### TUGAS ANDA:
A. Dalam artikel tentang pengamanan Mahkamah Agung, siapa yang mengonfirmasi pelibatan militer dalam pengamanan di lingkungan MA?
B. Ulangi kata demi kata bagian artikel tentang pengamanan Mahkamah Agung, mulai dari "Menuju konten utama" sampai dengan "Antara Foto/Rosa Panggabean.".

### TEKS YANG DIBERIKAN:
/---
Menuju konten utama

Menyoal Langkah Mahkamah Agung Gunakan Militer dalam Pengamanan

Militer dididik untuk menghadapi musuh bersenjata, sehingga tak tepat pengamanan gedung MA dibebankan ke TNI.

Menyoal Langkah Mahkamah Agung Gunakan Militer dalam Pengamanan
Gedung Mahkamah Agung, Jakarta Pusat. Antara Foto/Rosa Panggabean.

tirto.id - Langkah Mahkamah Agung (MA) melibatkan personel TNI atau militer dalam pengamanan di lingkungan MA menuai kritik. Bahkan pengamanan melibatkan TNI dinilai berkorelasi dengan posisi MA yang 'diobok-obok' KPK karena hakim agung dan pegawai mereka tersangkut kasus korupsi.

Pelibatan militer dalam pengamanan di Mahkamah Agung ini dikonfirmasi Juru Bicara MA sekaligus Wakil Ketua MA, Andi Samsan Nganro. Ia mengakui institusinya akan memperkuat pengamanan mereka dengan melibatkan militer. Hal ini berdasarkan pertimbangan internal MA.

“Memang beberapa waktu lalu MA mengadakan evaluasi tentang pengamanan yang selama ini dilaksanakan oleh pengamanan internal MA dengan dibantu oleh seorang kepala pengamanan dari TNI/militer, karena menurut pengamatan belum memadai sehingga perlu ditingkatkan. Maka atas alasan itu diputuskan untuk meningkatkan pengamanan dengan mengambil personil TNI/militer dari pengadilan militer,” kata Andi kepada Tirto, Rabu malam (9/11/2022).

Andi menuturkan, mereka mengambil langkah penguatan pengamanan demi menghindari masuknya orang-orang tidak jelas di lingkungan Mahkamah Agung. Selain itu, kehadiran militer juga sebagai alat untuk mengelola tamu MA.

“Pengamanan ini ditingkatkan tentunya untuk menghindari hal-hal yang tidak diinginkan seperti masuknya orang- orang yang tidak jelas urusan kepentingannya, sekaligus memastikan tamu-tamu mana yang layak atau tidak layak masuk di kantor MA untuk kepentingan mengecek dan melihat perkembangan perkaranya melalui PTSP,” kata Andi.

Andi mengaku, langkah evaluasi hingga penambahan anggota militer sebagai bagian pengamanan sudah dibahas oleh internal MA. Ia pun membantah kehadiran militer sebagai upaya untuk menakuti pencari keadilan, tetapi demi menjaga keamanan anggota peradilan.

“Model pengamanan bagaimana yang diperlukan di MA memang sudah lama dipikirkan, sebab aspek keamanan bagi kami di MA penting, bukan untuk menakut-nakuti, tetapi keberadaannya di lembaga tertinggi penyelengaraan kekuasaan kehakiman dan juga tempat tumpuan akhir rakyat Indonesia mencari keadilan dibutuhkan suasana dan keamanan yang layak,” kata Andi.
\---
### ISI DATA:
/---
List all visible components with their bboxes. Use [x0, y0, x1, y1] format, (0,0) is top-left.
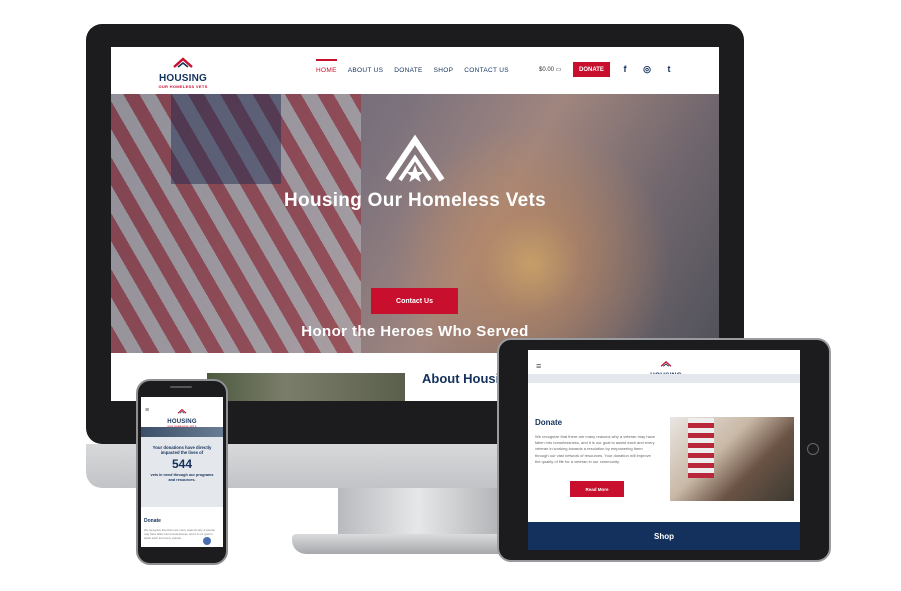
phone-donate-heading: Donate	[144, 518, 161, 524]
house-logo-icon	[177, 408, 187, 414]
phone-speaker	[170, 386, 192, 388]
main-nav: HOME ABOUT US DONATE SHOP CONTACT US	[316, 59, 509, 74]
about-image	[207, 373, 405, 401]
impact-text: Your donations have directly impacted th…	[152, 445, 212, 456]
cart-total: $0.00	[539, 67, 555, 73]
tablet-grey-band	[528, 374, 800, 383]
logo-wordmark: HOUSING	[167, 419, 197, 425]
monitor-stand	[338, 488, 498, 536]
hero-contact-button[interactable]: Contact Us	[371, 288, 458, 314]
photo-flag	[688, 418, 714, 478]
hero-banner: Housing Our Homeless Vets Contact Us Hon…	[111, 94, 719, 353]
site-header: HOUSING OUR HOMELESS VETS HOME ABOUT US …	[111, 47, 719, 94]
impact-panel: Your donations have directly impacted th…	[141, 437, 223, 507]
nav-about-us[interactable]: ABOUT US	[348, 65, 384, 74]
chat-bubble-icon[interactable]	[203, 537, 211, 545]
house-logo-icon	[660, 360, 672, 367]
social-links: f ◎ t	[620, 64, 674, 75]
phone-site-logo[interactable]: HOUSING OUR HOMELESS VETS	[165, 401, 199, 428]
twitter-icon[interactable]: t	[664, 64, 674, 75]
nav-shop[interactable]: SHOP	[434, 65, 454, 74]
basket-icon: ▭	[555, 67, 562, 73]
phone-screen: ≡ HOUSING OUR HOMELESS VETS Your donatio…	[141, 397, 223, 547]
house-star-icon	[385, 134, 445, 182]
hamburger-menu-icon[interactable]: ≡	[536, 361, 541, 371]
phone-image-band	[141, 427, 223, 437]
tablet-donate-heading: Donate	[535, 418, 563, 427]
nav-contact-us[interactable]: CONTACT US	[464, 65, 509, 74]
nav-donate[interactable]: DONATE	[394, 65, 422, 74]
house-logo-icon	[173, 57, 193, 68]
impact-count: 544	[171, 457, 193, 472]
header-donate-button[interactable]: DONATE	[573, 62, 610, 77]
shop-section-link[interactable]: Shop	[528, 522, 800, 550]
nav-home[interactable]: HOME	[316, 59, 337, 74]
cart-link[interactable]: $0.00 ▭	[539, 66, 561, 73]
facebook-icon[interactable]: f	[620, 64, 630, 75]
hero-title: Housing Our Homeless Vets	[284, 190, 546, 211]
site-logo[interactable]: HOUSING OUR HOMELESS VETS	[155, 55, 211, 89]
hamburger-menu-icon[interactable]: ≡	[145, 407, 149, 414]
tablet-home-button	[807, 443, 819, 455]
logo-tagline: OUR HOMELESS VETS	[158, 84, 208, 89]
tablet-screen: ≡ HOUSING OUR HOMELESS VETS Donate We re…	[528, 350, 800, 550]
tablet-donate-text: We recognize that there are many reasons…	[535, 434, 655, 464]
read-more-button[interactable]: Read More	[570, 481, 624, 497]
logo-wordmark: HOUSING	[158, 73, 208, 84]
impact-text-secondary: vets in need through our programs and re…	[150, 473, 214, 483]
instagram-icon[interactable]: ◎	[642, 64, 652, 75]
\---
### HASIL PER TUGAS:
A. Andi Samsan Nganro, Juru Bicara MA sekaligus Wakil Ketua MA.

B.
Menuju konten utama

Menyoal Langkah Mahkamah Agung Gunakan Militer dalam Pengamanan

Militer dididik untuk menghadapi musuh bersenjata, sehingga tak tepat pengamanan gedung MA dibebankan ke TNI.

Menyoal Langkah Mahkamah Agung Gunakan Militer dalam Pengamanan
Gedung Mahkamah Agung, Jakarta Pusat. Antara Foto/Rosa Panggabean.